Begin the copy at the line containing "Parse this screenshot: output" and end it at the final line of the material below, reproducing each line exactly, without images.
═══
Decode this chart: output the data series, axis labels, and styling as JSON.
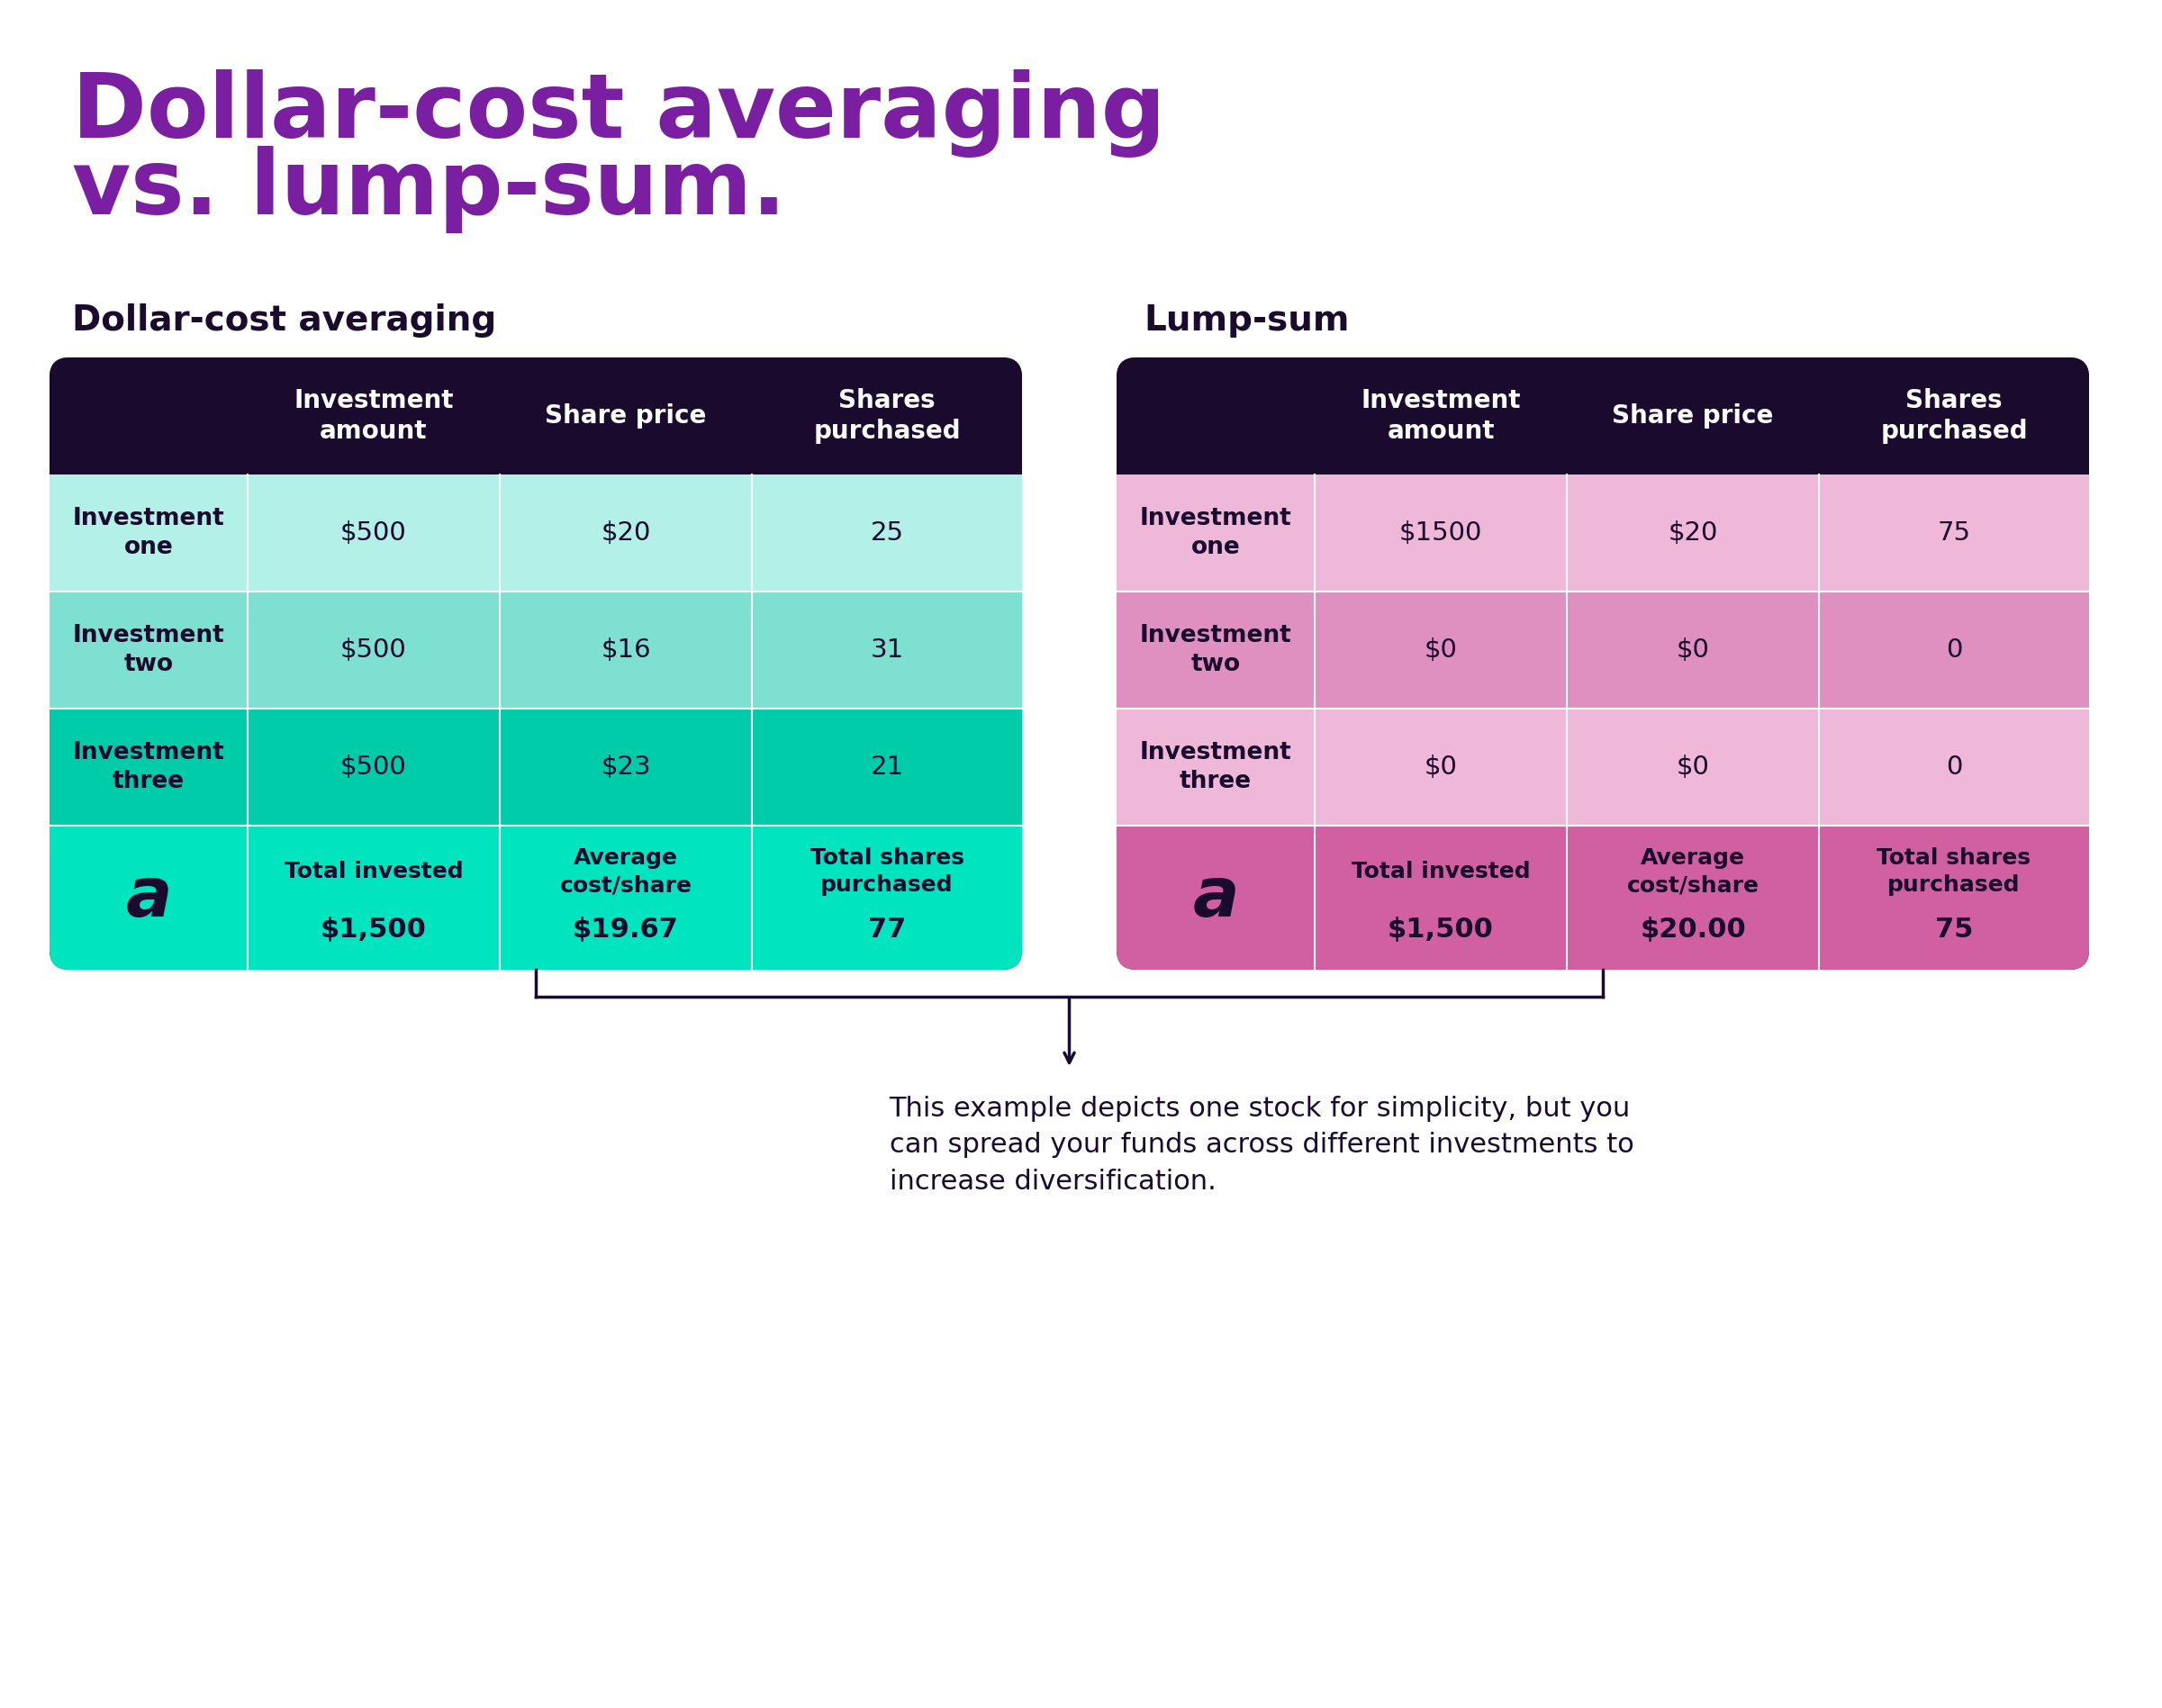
{
  "title_line1": "Dollar-cost averaging",
  "title_line2": "vs. lump-sum.",
  "title_color": "#7B1FA2",
  "title_fontsize": 72,
  "bg_color": "#FFFFFF",
  "dca_label": "Dollar-cost averaging",
  "lump_label": "Lump-sum",
  "subtitle_color": "#1a0a2e",
  "subtitle_fontsize": 28,
  "header_bg": "#1a0a2e",
  "header_text_color": "#FFFFFF",
  "header_labels": [
    "Investment\namount",
    "Share price",
    "Shares\npurchased"
  ],
  "dca_row_colors": [
    "#b2f0e8",
    "#6ee0d0",
    "#00e5c0"
  ],
  "dca_row_label_color": "#1a0a2e",
  "dca_data_color": "#1a0a2e",
  "dca_rows": [
    [
      "Investment\none",
      "$500",
      "$20",
      "25"
    ],
    [
      "Investment\ntwo",
      "$500",
      "$16",
      "31"
    ],
    [
      "Investment\nthree",
      "$500",
      "$23",
      "21"
    ]
  ],
  "dca_footer_bg": "#00e5c0",
  "dca_footer_labels": [
    "Total invested",
    "Average\ncost/share",
    "Total shares\npurchased"
  ],
  "dca_footer_values": [
    "$1,500",
    "$19.67",
    "77"
  ],
  "lump_row_colors": [
    "#f0b8d8",
    "#e8a0c8",
    "#f0b8d8"
  ],
  "lump_row_label_color": "#1a0a2e",
  "lump_data_color": "#1a0a2e",
  "lump_rows": [
    [
      "Investment\none",
      "$1500",
      "$20",
      "75"
    ],
    [
      "Investment\ntwo",
      "$0",
      "$0",
      "0"
    ],
    [
      "Investment\nthree",
      "$0",
      "$0",
      "0"
    ]
  ],
  "lump_footer_bg": "#e060a0",
  "lump_footer_labels": [
    "Total invested",
    "Average\ncost/share",
    "Total shares\npurchased"
  ],
  "lump_footer_values": [
    "$1,500",
    "$20.00",
    "75"
  ],
  "arrow_color": "#1a0a2e",
  "footnote": "This example depicts one stock for simplicity, but you\ncan spread your funds across different investments to\nincrease diversification.",
  "footnote_color": "#1a0a2e",
  "footnote_fontsize": 22,
  "logo_color": "#1a0a2e"
}
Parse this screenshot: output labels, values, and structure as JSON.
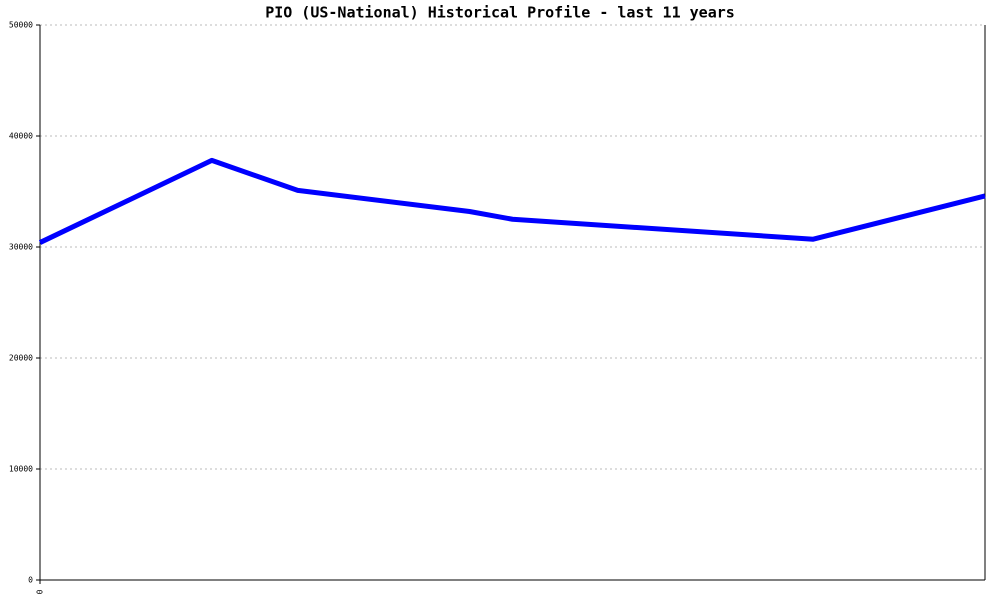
{
  "chart_data": {
    "type": "line",
    "title": "PIO (US-National) Historical Profile - last 11 years",
    "x": [
      0,
      2,
      3,
      5,
      5.5,
      9,
      11
    ],
    "values": [
      30400,
      37800,
      35100,
      33200,
      32500,
      30700,
      34600
    ],
    "color": "#0000ff",
    "xlim": [
      0,
      11
    ],
    "xticks": [
      0
    ],
    "ylim": [
      0,
      50000
    ],
    "yticks": [
      0,
      10000,
      20000,
      30000,
      40000,
      50000
    ],
    "grid": true
  }
}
═══
* Exercise solution
Parse this screenshot: output labels, values, and structure as JSON.
{
  "chart_data": {
    "type": "line",
    "title": "PIO (US-National) Historical Profile - last 11 years",
    "x": [
      0,
      2,
      3,
      5,
      5.5,
      9,
      11
    ],
    "values": [
      30400,
      37800,
      35100,
      33200,
      32500,
      30700,
      34600
    ],
    "color": "#0000ff",
    "xlim": [
      0,
      11
    ],
    "xticks": [
      0
    ],
    "ylim": [
      0,
      50000
    ],
    "yticks": [
      0,
      10000,
      20000,
      30000,
      40000,
      50000
    ],
    "grid": true
  }
}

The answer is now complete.